START PROVIDED TEXT
MarkRuffaloCrumble · 17/08/2020 13:13

Someone I know has just posted a happy family photo saying how wonderful his DW is. She’s put him through absolute hell lately, having cheated and gaslighted him about it. I find myself unable to comment or like on either of their photos any more, as I know it’s all lies and I don’t want to be complicit in his degradation by going along with it.

LirBan · 17/08/2020 13:14

I think you can be too honest on facebook. I posted various self-help books I was reading on fb. Or audibles. The unexpected Joy of the ordinary for one. I enjoyed it. Gretchen Rubin's happier at home. They didn't change my life but I enjoyed them. My close friend told me that it looked like I was searching for instruction on 'how to live'. I was surprised. I feel like I know how to live but that I"m open to whatever wisdom is out there. So weird to be brought up short with somebody else's view of us.

I won't stop posting things that interested me though, they interested me. And that was the point.

Scarby9 · 17/08/2020 13:15

It isn't just social media though.
My pre- internet childhood was entirely sunny and I played happily with my little brother and skipped along merrily wherever we went. How do I know? Because that is when the photos were taken.
END PROVIDED TEXT
START RECORDED DATA
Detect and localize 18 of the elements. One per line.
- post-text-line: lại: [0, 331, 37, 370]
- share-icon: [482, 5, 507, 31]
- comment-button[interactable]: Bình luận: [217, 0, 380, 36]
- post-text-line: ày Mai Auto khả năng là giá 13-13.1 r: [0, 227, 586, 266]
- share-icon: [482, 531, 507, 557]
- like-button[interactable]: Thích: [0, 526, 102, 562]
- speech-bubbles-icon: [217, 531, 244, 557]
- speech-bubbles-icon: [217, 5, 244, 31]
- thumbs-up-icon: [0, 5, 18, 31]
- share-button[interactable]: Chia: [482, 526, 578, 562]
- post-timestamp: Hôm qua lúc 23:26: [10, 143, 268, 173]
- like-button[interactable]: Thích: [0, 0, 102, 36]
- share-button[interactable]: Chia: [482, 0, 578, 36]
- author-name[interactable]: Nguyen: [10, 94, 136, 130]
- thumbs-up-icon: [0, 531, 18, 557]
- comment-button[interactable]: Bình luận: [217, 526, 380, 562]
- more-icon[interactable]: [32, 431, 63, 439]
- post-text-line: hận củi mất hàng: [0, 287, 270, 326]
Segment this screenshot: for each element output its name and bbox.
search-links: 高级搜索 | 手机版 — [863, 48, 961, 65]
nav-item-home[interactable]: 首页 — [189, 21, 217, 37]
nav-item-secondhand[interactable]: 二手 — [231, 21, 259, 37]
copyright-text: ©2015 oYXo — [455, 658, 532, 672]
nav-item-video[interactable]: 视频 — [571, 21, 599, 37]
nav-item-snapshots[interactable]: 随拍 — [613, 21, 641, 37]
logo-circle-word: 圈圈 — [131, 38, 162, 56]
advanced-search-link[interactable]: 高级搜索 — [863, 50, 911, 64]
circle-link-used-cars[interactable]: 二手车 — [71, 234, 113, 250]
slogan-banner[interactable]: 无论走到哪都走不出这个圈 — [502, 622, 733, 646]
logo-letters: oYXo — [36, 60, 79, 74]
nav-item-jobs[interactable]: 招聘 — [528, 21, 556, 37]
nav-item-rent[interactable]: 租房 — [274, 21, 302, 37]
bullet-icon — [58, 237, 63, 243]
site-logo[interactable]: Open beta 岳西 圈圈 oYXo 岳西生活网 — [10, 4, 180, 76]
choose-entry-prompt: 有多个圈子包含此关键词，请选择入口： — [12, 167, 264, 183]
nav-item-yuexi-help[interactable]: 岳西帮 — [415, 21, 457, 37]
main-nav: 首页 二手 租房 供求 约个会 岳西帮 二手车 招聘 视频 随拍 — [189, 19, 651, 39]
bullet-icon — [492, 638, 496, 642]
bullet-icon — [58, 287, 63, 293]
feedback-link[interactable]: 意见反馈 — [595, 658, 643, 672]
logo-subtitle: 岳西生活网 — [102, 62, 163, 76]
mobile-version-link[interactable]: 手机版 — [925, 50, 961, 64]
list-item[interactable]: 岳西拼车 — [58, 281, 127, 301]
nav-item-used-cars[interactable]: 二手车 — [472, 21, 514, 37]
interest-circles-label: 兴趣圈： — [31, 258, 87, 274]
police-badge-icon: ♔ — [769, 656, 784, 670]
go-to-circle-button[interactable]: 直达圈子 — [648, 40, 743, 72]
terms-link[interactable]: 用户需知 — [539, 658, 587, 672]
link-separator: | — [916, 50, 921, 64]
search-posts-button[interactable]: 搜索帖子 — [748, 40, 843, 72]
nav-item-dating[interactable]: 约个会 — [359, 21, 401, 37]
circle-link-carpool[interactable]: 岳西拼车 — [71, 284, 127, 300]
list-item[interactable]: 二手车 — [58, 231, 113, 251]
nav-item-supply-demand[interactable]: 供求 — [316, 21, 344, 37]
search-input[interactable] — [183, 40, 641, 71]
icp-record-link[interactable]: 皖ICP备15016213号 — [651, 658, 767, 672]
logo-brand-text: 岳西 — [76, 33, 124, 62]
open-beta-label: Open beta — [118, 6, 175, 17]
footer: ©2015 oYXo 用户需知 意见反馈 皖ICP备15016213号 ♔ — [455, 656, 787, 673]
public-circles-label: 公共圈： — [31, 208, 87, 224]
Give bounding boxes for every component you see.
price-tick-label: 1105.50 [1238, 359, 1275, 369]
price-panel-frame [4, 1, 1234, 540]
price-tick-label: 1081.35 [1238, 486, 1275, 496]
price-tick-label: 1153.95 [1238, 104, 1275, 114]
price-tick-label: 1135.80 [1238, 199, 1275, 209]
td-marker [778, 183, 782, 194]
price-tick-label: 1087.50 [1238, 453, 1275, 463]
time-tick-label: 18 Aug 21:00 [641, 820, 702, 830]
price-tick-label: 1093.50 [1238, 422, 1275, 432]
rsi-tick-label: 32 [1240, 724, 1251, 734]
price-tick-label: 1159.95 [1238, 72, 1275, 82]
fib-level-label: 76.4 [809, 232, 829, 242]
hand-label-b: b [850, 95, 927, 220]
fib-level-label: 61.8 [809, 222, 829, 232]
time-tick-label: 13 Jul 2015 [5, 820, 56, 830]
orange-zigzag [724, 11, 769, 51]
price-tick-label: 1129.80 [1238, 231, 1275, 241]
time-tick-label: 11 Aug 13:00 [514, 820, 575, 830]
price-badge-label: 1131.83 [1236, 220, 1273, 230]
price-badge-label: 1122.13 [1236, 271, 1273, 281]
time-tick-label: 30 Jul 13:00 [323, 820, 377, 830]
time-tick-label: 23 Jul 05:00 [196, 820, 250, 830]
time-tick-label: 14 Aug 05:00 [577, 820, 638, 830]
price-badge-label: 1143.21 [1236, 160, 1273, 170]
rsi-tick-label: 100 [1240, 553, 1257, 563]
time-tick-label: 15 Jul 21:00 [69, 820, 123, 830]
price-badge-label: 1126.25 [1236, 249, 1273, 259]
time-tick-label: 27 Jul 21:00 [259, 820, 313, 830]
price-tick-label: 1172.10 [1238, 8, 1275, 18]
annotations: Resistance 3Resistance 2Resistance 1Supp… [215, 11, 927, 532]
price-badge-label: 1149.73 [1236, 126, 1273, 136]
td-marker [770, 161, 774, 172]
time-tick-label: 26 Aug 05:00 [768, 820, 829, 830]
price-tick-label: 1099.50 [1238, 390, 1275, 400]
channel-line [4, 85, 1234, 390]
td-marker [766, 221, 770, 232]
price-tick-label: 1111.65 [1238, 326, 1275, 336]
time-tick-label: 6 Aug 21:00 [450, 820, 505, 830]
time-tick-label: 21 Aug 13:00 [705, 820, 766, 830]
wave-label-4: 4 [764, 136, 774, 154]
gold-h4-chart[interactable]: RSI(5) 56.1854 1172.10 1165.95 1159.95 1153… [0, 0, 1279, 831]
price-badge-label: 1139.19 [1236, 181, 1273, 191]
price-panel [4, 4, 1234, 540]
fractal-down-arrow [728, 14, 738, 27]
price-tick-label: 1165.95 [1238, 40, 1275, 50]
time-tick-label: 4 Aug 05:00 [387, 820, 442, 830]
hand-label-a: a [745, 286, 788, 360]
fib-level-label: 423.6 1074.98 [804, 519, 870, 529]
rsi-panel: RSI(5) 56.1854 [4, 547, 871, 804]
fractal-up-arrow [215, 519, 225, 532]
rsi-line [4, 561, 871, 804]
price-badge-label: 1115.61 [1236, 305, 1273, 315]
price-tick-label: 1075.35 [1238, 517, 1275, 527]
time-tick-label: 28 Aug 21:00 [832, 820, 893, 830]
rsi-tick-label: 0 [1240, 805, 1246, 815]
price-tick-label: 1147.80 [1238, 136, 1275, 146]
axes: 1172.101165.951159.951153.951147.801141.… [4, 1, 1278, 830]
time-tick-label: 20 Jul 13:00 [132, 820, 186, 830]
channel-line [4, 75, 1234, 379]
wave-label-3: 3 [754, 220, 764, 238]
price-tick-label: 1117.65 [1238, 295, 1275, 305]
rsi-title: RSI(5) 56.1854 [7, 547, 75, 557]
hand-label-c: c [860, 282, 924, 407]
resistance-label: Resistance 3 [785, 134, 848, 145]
END RECORDED DATA
# REQUIRED WORK:
Reproduce the forum thread about happy family photos on social media in full, word for word.

# THE COMPLETED TASK:
MarkRuffaloCrumble · 17/08/2020 13:13

Someone I know has just posted a happy family photo saying how wonderful his DW is. She’s put him through absolute hell lately, having cheated and gaslighted him about it. I find myself unable to comment or like on either of their photos any more, as I know it’s all lies and I don’t want to be complicit in his degradation by going along with it.

LirBan · 17/08/2020 13:14

I think you can be too honest on facebook. I posted various self-help books I was reading on fb. Or audibles. The unexpected Joy of the ordinary for one. I enjoyed it. Gretchen Rubin's happier at home. They didn't change my life but I enjoyed them. My close friend told me that it looked like I was searching for instruction on 'how to live'. I was surprised. I feel like I know how to live but that I"m open to whatever wisdom is out there. So weird to be brought up short with somebody else's view of us.

I won't stop posting things that interested me though, they interested me. And that was the point.

Scarby9 · 17/08/2020 13:15

It isn't just social media though.
My pre- internet childhood was entirely sunny and I played happily with my little brother and skipped along merrily wherever we went. How do I know? Because that is when the photos were taken.